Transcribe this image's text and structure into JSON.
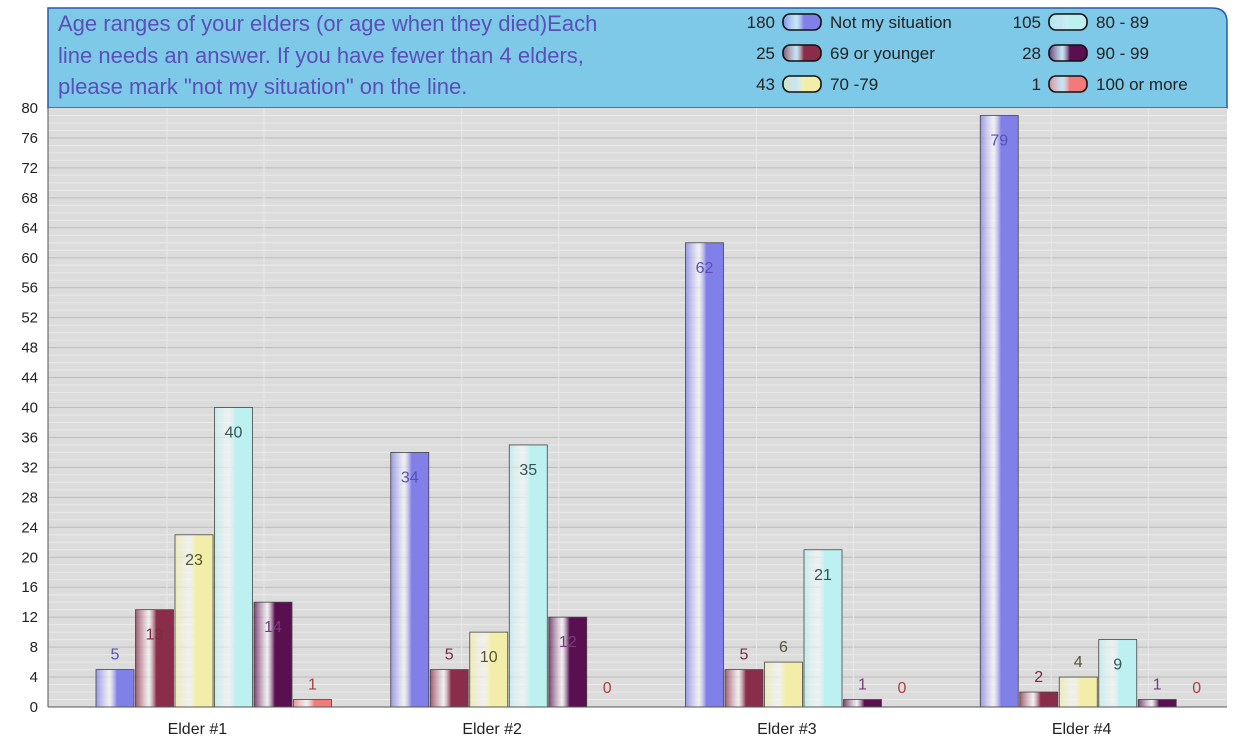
{
  "chart_data": {
    "type": "bar",
    "title_lines": [
      "Age ranges of your elders  (or age when they died)Each",
      "line needs an answer. If you have fewer than 4 elders,",
      "please mark \"not my situation\" on the line."
    ],
    "categories": [
      "Elder #1",
      "Elder #2",
      "Elder #3",
      "Elder #4"
    ],
    "ylim": [
      0,
      80
    ],
    "yticks": [
      0,
      4,
      8,
      12,
      16,
      20,
      24,
      28,
      32,
      36,
      40,
      44,
      48,
      52,
      56,
      60,
      64,
      68,
      72,
      76,
      80
    ],
    "grid": true,
    "legend_position": "top-right",
    "series": [
      {
        "name": "Not my situation",
        "total": "180",
        "color": "#8080e8",
        "label_color": "#5a4fb8",
        "values": [
          5,
          34,
          62,
          79
        ]
      },
      {
        "name": "69 or younger",
        "total": "25",
        "color": "#8a2d4a",
        "label_color": "#7a2a40",
        "values": [
          13,
          5,
          5,
          2
        ]
      },
      {
        "name": "70 -79",
        "total": "43",
        "color": "#f2eeaa",
        "label_color": "#555533",
        "values": [
          23,
          10,
          6,
          4
        ]
      },
      {
        "name": "80 - 89",
        "total": "105",
        "color": "#bdf0f0",
        "label_color": "#335555",
        "values": [
          40,
          35,
          21,
          9
        ]
      },
      {
        "name": "90 - 99",
        "total": "28",
        "color": "#5a0f50",
        "label_color": "#7a3a80",
        "values": [
          14,
          12,
          1,
          1
        ]
      },
      {
        "name": "100 or more",
        "total": "1",
        "color": "#f27a7a",
        "label_color": "#aa4040",
        "values": [
          1,
          0,
          0,
          0
        ]
      }
    ]
  }
}
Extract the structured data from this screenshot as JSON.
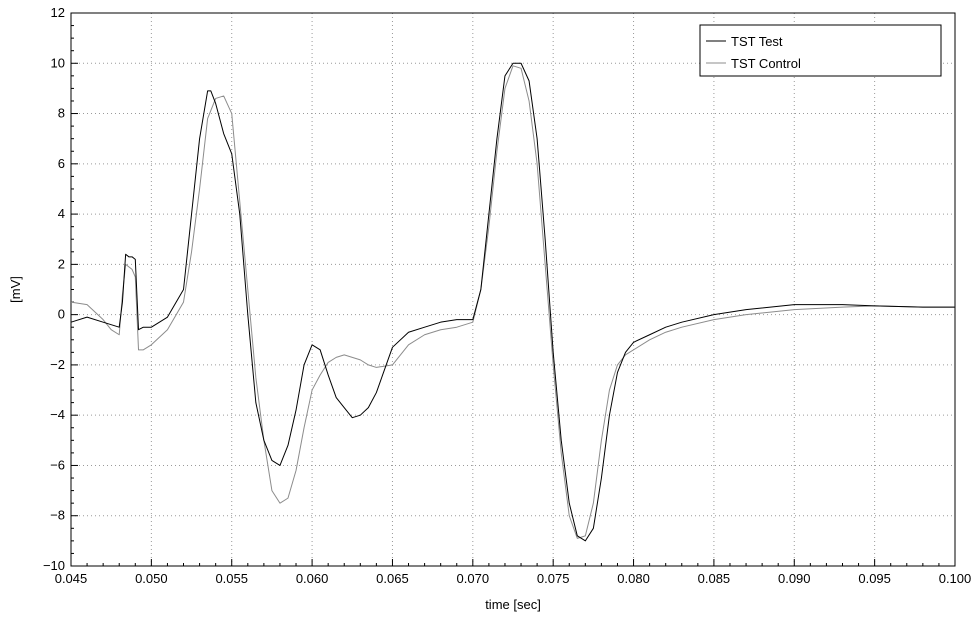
{
  "chart_data": {
    "type": "line",
    "title": "",
    "xlabel": "time [sec]",
    "ylabel": "[mV]",
    "xlim": [
      0.045,
      0.1
    ],
    "ylim": [
      -10,
      12
    ],
    "xticks": [
      0.045,
      0.05,
      0.055,
      0.06,
      0.065,
      0.07,
      0.075,
      0.08,
      0.085,
      0.09,
      0.095,
      0.1
    ],
    "xtick_labels": [
      "0.045",
      "0.050",
      "0.055",
      "0.060",
      "0.065",
      "0.070",
      "0.075",
      "0.080",
      "0.085",
      "0.090",
      "0.095",
      "0.100"
    ],
    "yticks": [
      -10,
      -8,
      -6,
      -4,
      -2,
      0,
      2,
      4,
      6,
      8,
      10,
      12
    ],
    "ytick_labels": [
      "−10",
      "−8",
      "−6",
      "−4",
      "−2",
      "0",
      "2",
      "4",
      "6",
      "8",
      "10",
      "12"
    ],
    "grid": true,
    "legend_position": "top-right",
    "series": [
      {
        "name": "TST Test",
        "color": "#000000",
        "x": [
          0.045,
          0.046,
          0.047,
          0.0475,
          0.048,
          0.0482,
          0.0484,
          0.0486,
          0.0488,
          0.049,
          0.0492,
          0.0495,
          0.05,
          0.051,
          0.052,
          0.0525,
          0.053,
          0.0535,
          0.0537,
          0.054,
          0.0545,
          0.055,
          0.0555,
          0.056,
          0.0565,
          0.057,
          0.0575,
          0.058,
          0.0585,
          0.059,
          0.0595,
          0.06,
          0.0605,
          0.061,
          0.0615,
          0.062,
          0.0625,
          0.063,
          0.0635,
          0.064,
          0.065,
          0.066,
          0.067,
          0.068,
          0.069,
          0.07,
          0.0705,
          0.071,
          0.0715,
          0.072,
          0.0725,
          0.073,
          0.0735,
          0.074,
          0.0745,
          0.075,
          0.0755,
          0.076,
          0.0765,
          0.077,
          0.0775,
          0.078,
          0.0785,
          0.079,
          0.0795,
          0.08,
          0.081,
          0.082,
          0.083,
          0.085,
          0.087,
          0.09,
          0.093,
          0.095,
          0.098,
          0.1
        ],
        "y": [
          -0.3,
          -0.1,
          -0.3,
          -0.4,
          -0.5,
          0.5,
          2.4,
          2.3,
          2.3,
          2.2,
          -0.6,
          -0.5,
          -0.5,
          -0.1,
          1.0,
          4.0,
          7.0,
          8.9,
          8.9,
          8.4,
          7.2,
          6.4,
          4.0,
          0.0,
          -3.5,
          -5.0,
          -5.8,
          -6.0,
          -5.2,
          -3.8,
          -2.0,
          -1.2,
          -1.4,
          -2.4,
          -3.3,
          -3.7,
          -4.1,
          -4.0,
          -3.7,
          -3.1,
          -1.3,
          -0.7,
          -0.5,
          -0.3,
          -0.2,
          -0.2,
          1.0,
          4.0,
          7.0,
          9.5,
          10.0,
          10.0,
          9.3,
          7.0,
          3.0,
          -1.5,
          -5.0,
          -7.5,
          -8.8,
          -9.0,
          -8.5,
          -6.5,
          -4.0,
          -2.3,
          -1.5,
          -1.1,
          -0.8,
          -0.5,
          -0.3,
          0.0,
          0.2,
          0.4,
          0.4,
          0.35,
          0.3,
          0.3
        ]
      },
      {
        "name": "TST Control",
        "color": "#8c8c8c",
        "x": [
          0.045,
          0.046,
          0.047,
          0.0475,
          0.048,
          0.0482,
          0.0484,
          0.0486,
          0.0488,
          0.049,
          0.0492,
          0.0495,
          0.05,
          0.051,
          0.052,
          0.0525,
          0.053,
          0.0535,
          0.054,
          0.0545,
          0.055,
          0.0555,
          0.056,
          0.0565,
          0.057,
          0.0575,
          0.058,
          0.0585,
          0.059,
          0.0595,
          0.06,
          0.0605,
          0.061,
          0.0615,
          0.062,
          0.0625,
          0.063,
          0.0635,
          0.064,
          0.065,
          0.066,
          0.067,
          0.068,
          0.069,
          0.07,
          0.0705,
          0.071,
          0.0715,
          0.072,
          0.0725,
          0.073,
          0.0735,
          0.074,
          0.0745,
          0.075,
          0.0755,
          0.076,
          0.0765,
          0.077,
          0.0775,
          0.078,
          0.0785,
          0.079,
          0.0795,
          0.08,
          0.081,
          0.082,
          0.083,
          0.085,
          0.087,
          0.09,
          0.093,
          0.095,
          0.098,
          0.1
        ],
        "y": [
          0.5,
          0.4,
          -0.2,
          -0.6,
          -0.8,
          0.8,
          2.0,
          1.9,
          1.8,
          1.5,
          -1.4,
          -1.4,
          -1.2,
          -0.6,
          0.5,
          2.5,
          5.0,
          7.8,
          8.6,
          8.7,
          8.0,
          4.5,
          1.0,
          -2.5,
          -5.0,
          -7.0,
          -7.5,
          -7.3,
          -6.2,
          -4.5,
          -3.0,
          -2.4,
          -1.9,
          -1.7,
          -1.6,
          -1.7,
          -1.8,
          -2.0,
          -2.1,
          -2.0,
          -1.2,
          -0.8,
          -0.6,
          -0.5,
          -0.3,
          1.0,
          3.5,
          6.5,
          9.0,
          9.9,
          9.8,
          8.5,
          6.0,
          2.0,
          -2.0,
          -5.5,
          -8.0,
          -8.9,
          -8.8,
          -7.5,
          -5.0,
          -3.0,
          -2.0,
          -1.6,
          -1.4,
          -1.0,
          -0.7,
          -0.5,
          -0.2,
          0.0,
          0.2,
          0.3,
          0.35,
          0.3,
          0.3
        ]
      }
    ]
  }
}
##########
# [Exercise instructions]
Every record above should be written out again without change, except that the pictures are left out.

# [Result below]
Transcribe this image's text and structure into JSON.
{
  "chart_data": {
    "type": "bar",
    "title_lines": [
      "Age ranges of your elders  (or age when they died)Each",
      "line needs an answer. If you have fewer than 4 elders,",
      "please mark \"not my situation\" on the line."
    ],
    "categories": [
      "Elder #1",
      "Elder #2",
      "Elder #3",
      "Elder #4"
    ],
    "ylim": [
      0,
      80
    ],
    "yticks": [
      0,
      4,
      8,
      12,
      16,
      20,
      24,
      28,
      32,
      36,
      40,
      44,
      48,
      52,
      56,
      60,
      64,
      68,
      72,
      76,
      80
    ],
    "grid": true,
    "legend_position": "top-right",
    "series": [
      {
        "name": "Not my situation",
        "total": "180",
        "color": "#8080e8",
        "label_color": "#5a4fb8",
        "values": [
          5,
          34,
          62,
          79
        ]
      },
      {
        "name": "69 or younger",
        "total": "25",
        "color": "#8a2d4a",
        "label_color": "#7a2a40",
        "values": [
          13,
          5,
          5,
          2
        ]
      },
      {
        "name": "70 -79",
        "total": "43",
        "color": "#f2eeaa",
        "label_color": "#555533",
        "values": [
          23,
          10,
          6,
          4
        ]
      },
      {
        "name": "80 - 89",
        "total": "105",
        "color": "#bdf0f0",
        "label_color": "#335555",
        "values": [
          40,
          35,
          21,
          9
        ]
      },
      {
        "name": "90 - 99",
        "total": "28",
        "color": "#5a0f50",
        "label_color": "#7a3a80",
        "values": [
          14,
          12,
          1,
          1
        ]
      },
      {
        "name": "100 or more",
        "total": "1",
        "color": "#f27a7a",
        "label_color": "#aa4040",
        "values": [
          1,
          0,
          0,
          0
        ]
      }
    ]
  }
}
Extract the structured data from this screenshot as JSON.
{
  "chart_data": {
    "type": "line",
    "title": "",
    "xlabel": "time [sec]",
    "ylabel": "[mV]",
    "xlim": [
      0.045,
      0.1
    ],
    "ylim": [
      -10,
      12
    ],
    "xticks": [
      0.045,
      0.05,
      0.055,
      0.06,
      0.065,
      0.07,
      0.075,
      0.08,
      0.085,
      0.09,
      0.095,
      0.1
    ],
    "xtick_labels": [
      "0.045",
      "0.050",
      "0.055",
      "0.060",
      "0.065",
      "0.070",
      "0.075",
      "0.080",
      "0.085",
      "0.090",
      "0.095",
      "0.100"
    ],
    "yticks": [
      -10,
      -8,
      -6,
      -4,
      -2,
      0,
      2,
      4,
      6,
      8,
      10,
      12
    ],
    "ytick_labels": [
      "−10",
      "−8",
      "−6",
      "−4",
      "−2",
      "0",
      "2",
      "4",
      "6",
      "8",
      "10",
      "12"
    ],
    "grid": true,
    "legend_position": "top-right",
    "series": [
      {
        "name": "TST Test",
        "color": "#000000",
        "x": [
          0.045,
          0.046,
          0.047,
          0.0475,
          0.048,
          0.0482,
          0.0484,
          0.0486,
          0.0488,
          0.049,
          0.0492,
          0.0495,
          0.05,
          0.051,
          0.052,
          0.0525,
          0.053,
          0.0535,
          0.0537,
          0.054,
          0.0545,
          0.055,
          0.0555,
          0.056,
          0.0565,
          0.057,
          0.0575,
          0.058,
          0.0585,
          0.059,
          0.0595,
          0.06,
          0.0605,
          0.061,
          0.0615,
          0.062,
          0.0625,
          0.063,
          0.0635,
          0.064,
          0.065,
          0.066,
          0.067,
          0.068,
          0.069,
          0.07,
          0.0705,
          0.071,
          0.0715,
          0.072,
          0.0725,
          0.073,
          0.0735,
          0.074,
          0.0745,
          0.075,
          0.0755,
          0.076,
          0.0765,
          0.077,
          0.0775,
          0.078,
          0.0785,
          0.079,
          0.0795,
          0.08,
          0.081,
          0.082,
          0.083,
          0.085,
          0.087,
          0.09,
          0.093,
          0.095,
          0.098,
          0.1
        ],
        "y": [
          -0.3,
          -0.1,
          -0.3,
          -0.4,
          -0.5,
          0.5,
          2.4,
          2.3,
          2.3,
          2.2,
          -0.6,
          -0.5,
          -0.5,
          -0.1,
          1.0,
          4.0,
          7.0,
          8.9,
          8.9,
          8.4,
          7.2,
          6.4,
          4.0,
          0.0,
          -3.5,
          -5.0,
          -5.8,
          -6.0,
          -5.2,
          -3.8,
          -2.0,
          -1.2,
          -1.4,
          -2.4,
          -3.3,
          -3.7,
          -4.1,
          -4.0,
          -3.7,
          -3.1,
          -1.3,
          -0.7,
          -0.5,
          -0.3,
          -0.2,
          -0.2,
          1.0,
          4.0,
          7.0,
          9.5,
          10.0,
          10.0,
          9.3,
          7.0,
          3.0,
          -1.5,
          -5.0,
          -7.5,
          -8.8,
          -9.0,
          -8.5,
          -6.5,
          -4.0,
          -2.3,
          -1.5,
          -1.1,
          -0.8,
          -0.5,
          -0.3,
          0.0,
          0.2,
          0.4,
          0.4,
          0.35,
          0.3,
          0.3
        ]
      },
      {
        "name": "TST Control",
        "color": "#8c8c8c",
        "x": [
          0.045,
          0.046,
          0.047,
          0.0475,
          0.048,
          0.0482,
          0.0484,
          0.0486,
          0.0488,
          0.049,
          0.0492,
          0.0495,
          0.05,
          0.051,
          0.052,
          0.0525,
          0.053,
          0.0535,
          0.054,
          0.0545,
          0.055,
          0.0555,
          0.056,
          0.0565,
          0.057,
          0.0575,
          0.058,
          0.0585,
          0.059,
          0.0595,
          0.06,
          0.0605,
          0.061,
          0.0615,
          0.062,
          0.0625,
          0.063,
          0.0635,
          0.064,
          0.065,
          0.066,
          0.067,
          0.068,
          0.069,
          0.07,
          0.0705,
          0.071,
          0.0715,
          0.072,
          0.0725,
          0.073,
          0.0735,
          0.074,
          0.0745,
          0.075,
          0.0755,
          0.076,
          0.0765,
          0.077,
          0.0775,
          0.078,
          0.0785,
          0.079,
          0.0795,
          0.08,
          0.081,
          0.082,
          0.083,
          0.085,
          0.087,
          0.09,
          0.093,
          0.095,
          0.098,
          0.1
        ],
        "y": [
          0.5,
          0.4,
          -0.2,
          -0.6,
          -0.8,
          0.8,
          2.0,
          1.9,
          1.8,
          1.5,
          -1.4,
          -1.4,
          -1.2,
          -0.6,
          0.5,
          2.5,
          5.0,
          7.8,
          8.6,
          8.7,
          8.0,
          4.5,
          1.0,
          -2.5,
          -5.0,
          -7.0,
          -7.5,
          -7.3,
          -6.2,
          -4.5,
          -3.0,
          -2.4,
          -1.9,
          -1.7,
          -1.6,
          -1.7,
          -1.8,
          -2.0,
          -2.1,
          -2.0,
          -1.2,
          -0.8,
          -0.6,
          -0.5,
          -0.3,
          1.0,
          3.5,
          6.5,
          9.0,
          9.9,
          9.8,
          8.5,
          6.0,
          2.0,
          -2.0,
          -5.5,
          -8.0,
          -8.9,
          -8.8,
          -7.5,
          -5.0,
          -3.0,
          -2.0,
          -1.6,
          -1.4,
          -1.0,
          -0.7,
          -0.5,
          -0.2,
          0.0,
          0.2,
          0.3,
          0.35,
          0.3,
          0.3
        ]
      }
    ]
  }
}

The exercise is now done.